Set exercise: Output, without any alteration, every one of the lines below from the very first down through the line containing "423, 251, 434]", with both ends included.

start

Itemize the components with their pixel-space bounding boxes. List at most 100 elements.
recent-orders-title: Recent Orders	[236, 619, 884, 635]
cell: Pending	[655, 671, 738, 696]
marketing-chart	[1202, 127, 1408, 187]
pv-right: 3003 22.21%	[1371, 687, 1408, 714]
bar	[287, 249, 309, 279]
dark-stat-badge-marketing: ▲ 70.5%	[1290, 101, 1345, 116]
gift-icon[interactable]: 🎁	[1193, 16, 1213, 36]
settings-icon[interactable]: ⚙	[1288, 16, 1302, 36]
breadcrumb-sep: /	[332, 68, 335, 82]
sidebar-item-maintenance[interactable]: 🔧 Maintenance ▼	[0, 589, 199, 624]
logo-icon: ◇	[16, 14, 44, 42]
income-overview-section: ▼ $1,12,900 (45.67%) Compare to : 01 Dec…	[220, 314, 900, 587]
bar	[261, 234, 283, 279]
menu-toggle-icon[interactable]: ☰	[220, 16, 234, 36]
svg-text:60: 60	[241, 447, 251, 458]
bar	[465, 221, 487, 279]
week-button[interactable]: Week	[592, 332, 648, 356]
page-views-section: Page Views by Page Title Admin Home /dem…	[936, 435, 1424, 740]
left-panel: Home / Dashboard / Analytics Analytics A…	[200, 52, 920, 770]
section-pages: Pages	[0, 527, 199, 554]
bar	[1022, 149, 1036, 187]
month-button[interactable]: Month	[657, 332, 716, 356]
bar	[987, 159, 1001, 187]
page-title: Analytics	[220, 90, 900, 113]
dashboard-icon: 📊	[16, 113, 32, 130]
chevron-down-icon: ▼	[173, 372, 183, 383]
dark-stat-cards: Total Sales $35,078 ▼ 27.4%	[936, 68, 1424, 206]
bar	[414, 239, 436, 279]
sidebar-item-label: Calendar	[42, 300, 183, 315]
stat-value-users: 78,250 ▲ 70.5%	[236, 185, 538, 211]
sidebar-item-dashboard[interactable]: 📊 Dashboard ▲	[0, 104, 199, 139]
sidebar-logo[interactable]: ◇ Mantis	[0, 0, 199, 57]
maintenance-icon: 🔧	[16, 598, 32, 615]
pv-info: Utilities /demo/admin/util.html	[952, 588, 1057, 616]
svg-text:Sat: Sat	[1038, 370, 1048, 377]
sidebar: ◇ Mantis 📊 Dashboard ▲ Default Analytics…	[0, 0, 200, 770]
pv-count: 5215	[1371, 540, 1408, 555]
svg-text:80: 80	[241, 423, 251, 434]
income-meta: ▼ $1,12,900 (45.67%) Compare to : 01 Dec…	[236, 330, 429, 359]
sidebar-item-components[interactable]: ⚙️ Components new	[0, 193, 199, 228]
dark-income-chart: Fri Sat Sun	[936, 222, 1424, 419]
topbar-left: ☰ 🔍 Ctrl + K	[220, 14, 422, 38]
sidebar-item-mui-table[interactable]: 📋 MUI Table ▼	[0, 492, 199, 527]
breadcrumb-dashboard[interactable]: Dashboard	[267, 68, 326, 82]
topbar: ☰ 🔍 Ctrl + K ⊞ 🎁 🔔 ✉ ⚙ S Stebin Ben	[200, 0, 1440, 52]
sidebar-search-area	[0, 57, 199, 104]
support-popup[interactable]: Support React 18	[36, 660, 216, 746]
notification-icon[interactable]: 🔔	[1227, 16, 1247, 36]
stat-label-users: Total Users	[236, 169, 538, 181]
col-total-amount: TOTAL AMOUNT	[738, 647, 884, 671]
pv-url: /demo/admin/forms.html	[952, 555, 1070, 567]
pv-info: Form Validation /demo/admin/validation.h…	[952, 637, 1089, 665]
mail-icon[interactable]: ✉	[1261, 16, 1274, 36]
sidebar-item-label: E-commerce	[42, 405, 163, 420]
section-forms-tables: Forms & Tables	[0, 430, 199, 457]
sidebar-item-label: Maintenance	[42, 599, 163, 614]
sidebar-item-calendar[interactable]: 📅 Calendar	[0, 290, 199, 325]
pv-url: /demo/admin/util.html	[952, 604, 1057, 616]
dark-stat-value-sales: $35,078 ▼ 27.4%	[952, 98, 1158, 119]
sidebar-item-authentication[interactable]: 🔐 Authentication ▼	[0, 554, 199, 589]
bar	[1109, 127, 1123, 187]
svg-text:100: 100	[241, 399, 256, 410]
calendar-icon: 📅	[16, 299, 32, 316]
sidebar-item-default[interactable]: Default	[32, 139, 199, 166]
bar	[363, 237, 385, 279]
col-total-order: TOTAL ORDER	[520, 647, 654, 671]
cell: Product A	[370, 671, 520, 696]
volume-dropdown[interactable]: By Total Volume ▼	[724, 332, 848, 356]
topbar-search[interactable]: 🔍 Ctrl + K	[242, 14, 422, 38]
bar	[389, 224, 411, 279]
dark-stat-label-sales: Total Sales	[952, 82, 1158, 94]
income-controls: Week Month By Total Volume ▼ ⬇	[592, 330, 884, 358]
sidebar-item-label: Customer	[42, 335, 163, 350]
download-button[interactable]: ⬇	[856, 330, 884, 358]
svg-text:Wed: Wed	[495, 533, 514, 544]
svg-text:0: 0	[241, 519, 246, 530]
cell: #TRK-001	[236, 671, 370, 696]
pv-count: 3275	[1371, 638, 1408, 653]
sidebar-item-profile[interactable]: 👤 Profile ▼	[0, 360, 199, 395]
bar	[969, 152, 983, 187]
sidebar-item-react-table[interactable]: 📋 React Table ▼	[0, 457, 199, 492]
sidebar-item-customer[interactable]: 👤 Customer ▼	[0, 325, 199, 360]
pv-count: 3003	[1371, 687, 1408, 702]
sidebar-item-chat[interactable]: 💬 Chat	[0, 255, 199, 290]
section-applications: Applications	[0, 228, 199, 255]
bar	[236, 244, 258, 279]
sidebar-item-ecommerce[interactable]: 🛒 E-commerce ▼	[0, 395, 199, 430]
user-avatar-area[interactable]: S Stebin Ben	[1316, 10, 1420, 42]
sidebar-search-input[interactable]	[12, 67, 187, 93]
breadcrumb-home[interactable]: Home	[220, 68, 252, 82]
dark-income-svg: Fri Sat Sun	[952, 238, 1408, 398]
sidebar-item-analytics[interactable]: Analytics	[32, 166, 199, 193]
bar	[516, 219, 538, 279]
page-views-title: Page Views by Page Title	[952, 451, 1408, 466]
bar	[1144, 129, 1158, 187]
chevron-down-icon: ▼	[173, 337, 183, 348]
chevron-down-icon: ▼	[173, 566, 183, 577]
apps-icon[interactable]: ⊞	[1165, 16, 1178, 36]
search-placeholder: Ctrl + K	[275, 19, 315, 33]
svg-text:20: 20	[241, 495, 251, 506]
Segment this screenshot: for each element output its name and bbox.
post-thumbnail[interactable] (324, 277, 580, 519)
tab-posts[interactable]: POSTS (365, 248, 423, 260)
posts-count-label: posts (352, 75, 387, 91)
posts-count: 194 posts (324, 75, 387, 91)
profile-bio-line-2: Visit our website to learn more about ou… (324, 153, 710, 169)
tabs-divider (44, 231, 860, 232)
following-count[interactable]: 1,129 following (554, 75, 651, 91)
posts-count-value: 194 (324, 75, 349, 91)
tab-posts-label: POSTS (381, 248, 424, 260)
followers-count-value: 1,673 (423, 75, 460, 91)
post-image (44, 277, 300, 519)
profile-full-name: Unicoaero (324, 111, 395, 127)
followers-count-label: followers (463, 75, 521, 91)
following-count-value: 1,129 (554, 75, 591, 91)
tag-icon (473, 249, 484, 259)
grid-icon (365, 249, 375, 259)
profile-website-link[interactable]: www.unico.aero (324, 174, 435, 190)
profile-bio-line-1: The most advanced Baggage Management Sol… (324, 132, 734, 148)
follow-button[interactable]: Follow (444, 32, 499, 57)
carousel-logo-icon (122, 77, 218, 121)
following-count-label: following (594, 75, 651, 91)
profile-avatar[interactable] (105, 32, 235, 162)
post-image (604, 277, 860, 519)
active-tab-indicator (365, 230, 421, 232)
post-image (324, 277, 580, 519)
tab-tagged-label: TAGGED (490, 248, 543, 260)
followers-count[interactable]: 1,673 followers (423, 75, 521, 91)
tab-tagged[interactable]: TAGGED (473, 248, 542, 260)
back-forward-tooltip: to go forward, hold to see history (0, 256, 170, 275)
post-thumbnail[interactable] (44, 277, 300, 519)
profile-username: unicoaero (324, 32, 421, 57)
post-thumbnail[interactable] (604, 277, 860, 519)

end

Worked answer:
Itemize the components with their pixel-space bounding boxes. List at most 100 elements.
recent-orders-title: Recent Orders	[236, 619, 884, 635]
cell: Pending	[655, 671, 738, 696]
marketing-chart	[1202, 127, 1408, 187]
pv-right: 3003 22.21%	[1371, 687, 1408, 714]
bar	[287, 249, 309, 279]
dark-stat-badge-marketing: ▲ 70.5%	[1290, 101, 1345, 116]
gift-icon[interactable]: 🎁	[1193, 16, 1213, 36]
settings-icon[interactable]: ⚙	[1288, 16, 1302, 36]
breadcrumb-sep: /	[332, 68, 335, 82]
sidebar-item-maintenance[interactable]: 🔧 Maintenance ▼	[0, 589, 199, 624]
logo-icon: ◇	[16, 14, 44, 42]
income-overview-section: ▼ $1,12,900 (45.67%) Compare to : 01 Dec…	[220, 314, 900, 587]
bar	[261, 234, 283, 279]
menu-toggle-icon[interactable]: ☰	[220, 16, 234, 36]
svg-text:60: 60	[241, 447, 251, 458]
bar	[465, 221, 487, 279]
week-button[interactable]: Week	[592, 332, 648, 356]
page-views-section: Page Views by Page Title Admin Home /dem…	[936, 435, 1424, 740]
left-panel: Home / Dashboard / Analytics Analytics A…	[200, 52, 920, 770]
section-pages: Pages	[0, 527, 199, 554]
bar	[1022, 149, 1036, 187]
month-button[interactable]: Month	[657, 332, 716, 356]
bar	[987, 159, 1001, 187]
page-title: Analytics	[220, 90, 900, 113]
dashboard-icon: 📊	[16, 113, 32, 130]
chevron-down-icon: ▼	[173, 372, 183, 383]
dark-stat-cards: Total Sales $35,078 ▼ 27.4%	[936, 68, 1424, 206]
bar	[414, 239, 436, 279]
sidebar-item-label: Calendar	[42, 300, 183, 315]
stat-value-users: 78,250 ▲ 70.5%	[236, 185, 538, 211]
sidebar-item-dashboard[interactable]: 📊 Dashboard ▲	[0, 104, 199, 139]
sidebar-logo[interactable]: ◇ Mantis	[0, 0, 199, 57]
maintenance-icon: 🔧	[16, 598, 32, 615]
pv-info: Utilities /demo/admin/util.html	[952, 588, 1057, 616]
svg-text:Sat: Sat	[1038, 370, 1048, 377]
sidebar: ◇ Mantis 📊 Dashboard ▲ Default Analytics…	[0, 0, 200, 770]
pv-count: 5215	[1371, 540, 1408, 555]
svg-text:80: 80	[241, 423, 251, 434]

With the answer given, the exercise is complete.